READING TEXT:
Iwoke up this morning to a New York Times headline announcing “Bernie Sanders’ $16 trillion Green New Deal.” When I saw the number, I initially assumed it was an inflated estimate put out by some think tank with ties to the energy industry in a calculated ploy to frighten voters.
I was wrong. It came straight from the Sanders campaign.
According to conventional wisdom, a candidate should avoid calling attention to the astronomical costs of their political agenda, but there’s nothing conventional about Bernie Sanders. “Trillion” is a conservative scare word. Then again, so is “socialist,” and Sanders hasn’t shied away from that one either.
A huge part of Sen. Sanders’ appeal is his candor. Where other politicians offer vague promises, he provides detailed plans. While they evade or downplay the drawbacks of their political programs, he is willing to confront potential issues head-on and make the hard sell.
At the Democratic debates, Bernie was candid about the need to raise taxes on the middle class in order to pay for universal health care. Compare Sen. Sanders to George H.W. Bush, who raised taxes after pledging not to or Trump who cut taxes on the wealthy after promising to do the opposite.
But there’s more to this approach than just cultivating public trust and developing a reputation for scrupulous honesty. Sanders’ transparency with regard to the Green New Deal is strategic.
Getting out ahead of his critics
By putting the $16 trillion price tag out there, Sanders is seizing control of the narrative and dealing with the question of cost on his own terms. Should he get the nomination, he’s going to be grilled hard from the right about how to pay for the Green New Deal.
It appears that he learned much from the experience of Alexandria Ocasio-Cortez’s plan released earlier this year. The basic structure was all there but it lacked specificity, which was capitalized on by the right to produce a wild estimate of $93 trillion. The figure was based on an erroneous reading of a study by a conservative think tank.

DATASET ENTRIES:
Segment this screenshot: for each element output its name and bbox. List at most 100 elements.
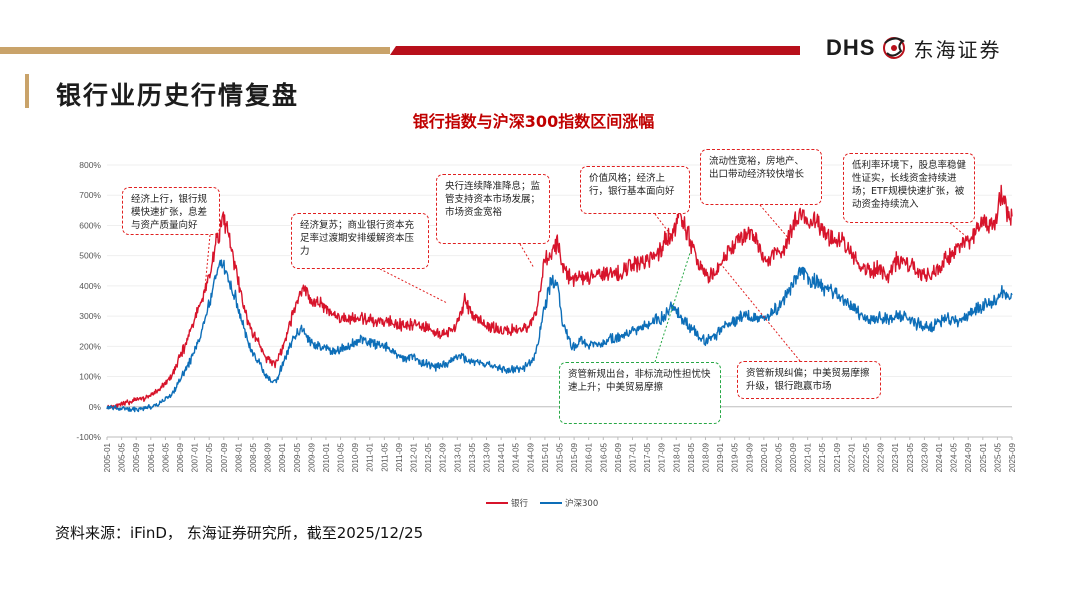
x-tick-label: 2018-05 — [687, 442, 696, 472]
x-tick-label: 2016-05 — [599, 442, 608, 472]
x-tick-label: 2010-05 — [337, 442, 346, 472]
x-tick-label: 2023-01 — [891, 442, 900, 472]
y-tick-label: 700% — [79, 190, 101, 200]
x-tick-label: 2017-05 — [643, 442, 652, 472]
y-tick-label: 400% — [79, 281, 101, 291]
x-tick-label: 2025-09 — [1008, 442, 1017, 472]
x-tick-label: 2005-05 — [118, 442, 127, 472]
annotation-note: 价值风格；经济上行，银行基本面向好 — [580, 166, 690, 214]
x-tick-label: 2018-01 — [672, 442, 681, 472]
y-tick-label: 0% — [89, 402, 102, 412]
x-tick-label: 2008-05 — [249, 442, 258, 472]
annotation-connector — [379, 268, 448, 304]
x-tick-label: 2023-09 — [920, 442, 929, 472]
x-tick-label: 2013-05 — [468, 442, 477, 472]
y-tick-label: 100% — [79, 372, 101, 382]
annotation-note: 经济复苏；商业银行资本充足率过渡期安排缓解资本压力 — [291, 213, 429, 269]
logo-chinese-name: 东海证券 — [913, 37, 1002, 62]
y-tick-label: -100% — [76, 432, 101, 442]
header-red-bar — [390, 46, 800, 55]
x-tick-label: 2025-01 — [979, 442, 988, 472]
x-tick-label: 2005-01 — [103, 442, 112, 472]
x-tick-label: 2009-09 — [307, 442, 316, 472]
x-tick-label: 2015-09 — [570, 442, 579, 472]
x-tick-label: 2008-01 — [234, 442, 243, 472]
x-tick-label: 2015-01 — [541, 442, 550, 472]
annotation-connector — [654, 252, 691, 363]
page-title: 银行业历史行情复盘 — [56, 81, 300, 110]
chart-series — [106, 184, 1013, 413]
x-tick-label: 2021-09 — [833, 442, 842, 472]
x-tick-label: 2006-01 — [147, 442, 156, 472]
x-tick-label: 2025-05 — [993, 442, 1002, 472]
x-tick-label: 2011-05 — [380, 442, 389, 471]
x-tick-label: 2007-05 — [205, 442, 214, 472]
x-tick-label: 2019-01 — [716, 442, 725, 472]
bank-series-line — [106, 184, 1013, 410]
annotation-note: 低利率环境下，股息率稳健性证实，长线资金持续进场；ETF规模快速扩张，被动资金持… — [843, 153, 975, 223]
annotation-note: 资管新规出台，非标流动性担忧快速上升；中美贸易摩擦 — [559, 362, 721, 424]
annotation-connector — [204, 234, 211, 289]
x-tick-label: 2011-09 — [395, 442, 404, 471]
x-tick-label: 2013-09 — [483, 442, 492, 472]
annotation-note: 资管新规纠偏；中美贸易摩擦升级，银行跑赢市场 — [737, 361, 881, 399]
annotation-connector — [719, 262, 801, 362]
company-logo: DHS 东海证券 — [826, 34, 1001, 62]
x-tick-label: 2011-01 — [366, 442, 375, 471]
x-tick-label: 2007-09 — [220, 442, 229, 472]
y-tick-label: 800% — [79, 160, 101, 170]
annotation-note: 流动性宽裕，房地产、出口带动经济较快增长 — [700, 149, 822, 205]
y-tick-label: 200% — [79, 341, 101, 351]
y-axis-ticks: -100% 0% 100% 200% 300% 400% 500% 600% 700% 800% — [76, 160, 101, 442]
x-tick-label: 2024-09 — [964, 442, 973, 472]
x-tick-label: 2018-09 — [701, 442, 710, 472]
x-tick-label: 2019-09 — [745, 442, 754, 472]
x-tick-label: 2007-01 — [191, 442, 200, 472]
x-tick-label: 2006-09 — [176, 442, 185, 472]
chart-legend: 银行 沪深300 — [486, 498, 598, 509]
x-tick-label: 2022-05 — [862, 442, 871, 472]
x-tick-label: 2010-09 — [351, 442, 360, 472]
annotation-connector — [654, 213, 674, 239]
x-tick-label: 2024-01 — [935, 442, 944, 472]
x-tick-label: 2009-05 — [293, 442, 302, 472]
x-tick-label: 2009-01 — [278, 442, 287, 472]
header-gold-bar — [0, 47, 390, 54]
x-tick-label: 2016-09 — [614, 442, 623, 472]
annotation-note: 央行连续降准降息；监管支持资本市场发展；市场资金宽裕 — [436, 174, 550, 244]
x-tick-label: 2012-01 — [410, 442, 419, 472]
x-tick-label: 2022-01 — [847, 442, 856, 472]
csi300-series-line — [106, 259, 1013, 413]
chart-title: 银行指数与沪深300指数区间涨幅 — [412, 112, 655, 131]
x-tick-label: 2022-09 — [877, 442, 886, 472]
x-tick-label: 2020-01 — [760, 442, 769, 472]
data-source: 资料来源：iFinD， 东海证券研究所，截至2025/12/25 — [55, 524, 424, 542]
x-tick-label: 2015-05 — [556, 442, 565, 472]
annotation-connector — [759, 204, 791, 241]
x-axis-ticks: 2005-01 2005-05 2005-09 2006-01 2006-05 2006-… — [103, 437, 1017, 472]
x-tick-label: 2006-05 — [161, 442, 170, 472]
annotation-note: 经济上行，银行规模快速扩张，息差与资产质量向好 — [122, 187, 220, 235]
y-tick-label: 600% — [79, 220, 101, 230]
x-tick-label: 2021-01 — [804, 442, 813, 472]
title-accent-bar — [25, 74, 29, 108]
x-tick-label: 2016-01 — [585, 442, 594, 472]
x-tick-label: 2010-01 — [322, 442, 331, 472]
legend-label-csi300: 沪深300 — [565, 498, 598, 509]
x-tick-label: 2012-09 — [439, 442, 448, 472]
x-tick-label: 2023-05 — [906, 442, 915, 472]
logo-text: DHS — [826, 35, 876, 60]
x-tick-label: 2024-05 — [950, 442, 959, 472]
x-tick-label: 2014-09 — [526, 442, 535, 472]
x-tick-label: 2020-05 — [774, 442, 783, 472]
y-tick-label: 300% — [79, 311, 101, 321]
x-tick-label: 2017-01 — [628, 442, 637, 472]
annotation-connector — [519, 243, 535, 269]
x-tick-label: 2014-05 — [512, 442, 521, 472]
x-tick-label: 2020-09 — [789, 442, 798, 472]
x-tick-label: 2005-09 — [132, 442, 141, 472]
x-tick-label: 2019-05 — [731, 442, 740, 472]
x-tick-label: 2014-01 — [497, 442, 506, 472]
y-tick-label: 500% — [79, 251, 101, 261]
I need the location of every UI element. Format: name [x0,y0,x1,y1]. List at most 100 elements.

PROBLEM DESCRIPTION: Extend the piece on Bernie Sanders' $16 trillion Green New Deal, picking up right after its final sentence.

SOLVED EXERCISE:
Sanders’ plan heads off any attempt to pull these same shenanigans by detailing specific programs, cost estimates and ways to pay for them, including scaling back military spending, ending subsidies for the fossil fuel industry and raising financial penalties for pollution.
Securing a mandate
In terms of winning the general election, it is somewhat of a gambit for Sanders to come right out and say he plans to spend $16 trillion once in office, but the fact that he’s willing to take that risk is consistent with who he is and what he hopes to accomplish.
Sanders isn’t just in this to become president; his priority is implementing his policy agenda. Getting elected is just a means to an end for him.
If he just wanted to win, then it would probably make more sense for him to do politics as usual and simply say whatever he has to say to get elected.
In the event that gets into office, he will face obstructionism from the Republican Party as well as some opposition from moderate Democrats. The only hope he has for enacting his platform is to gain a strong mandate from the public.
To do that, he needs to make his case as clearly as possible right now, and that means he can’t afford any duplicity.
Energizing the base
At the same time, giving Republicans a talking point about the deficit might not affect Sanders’ chance at winning all that much, since it’s an issue that only Trump voters care about.
Hewing to the center and appealing to fence-sitters is a losing strategy. We saw that in the 2016 election.
The name of the game is getting as many people from your side to the polls as possible. The way to do that is to fire them up with practical solutions on issues they care about.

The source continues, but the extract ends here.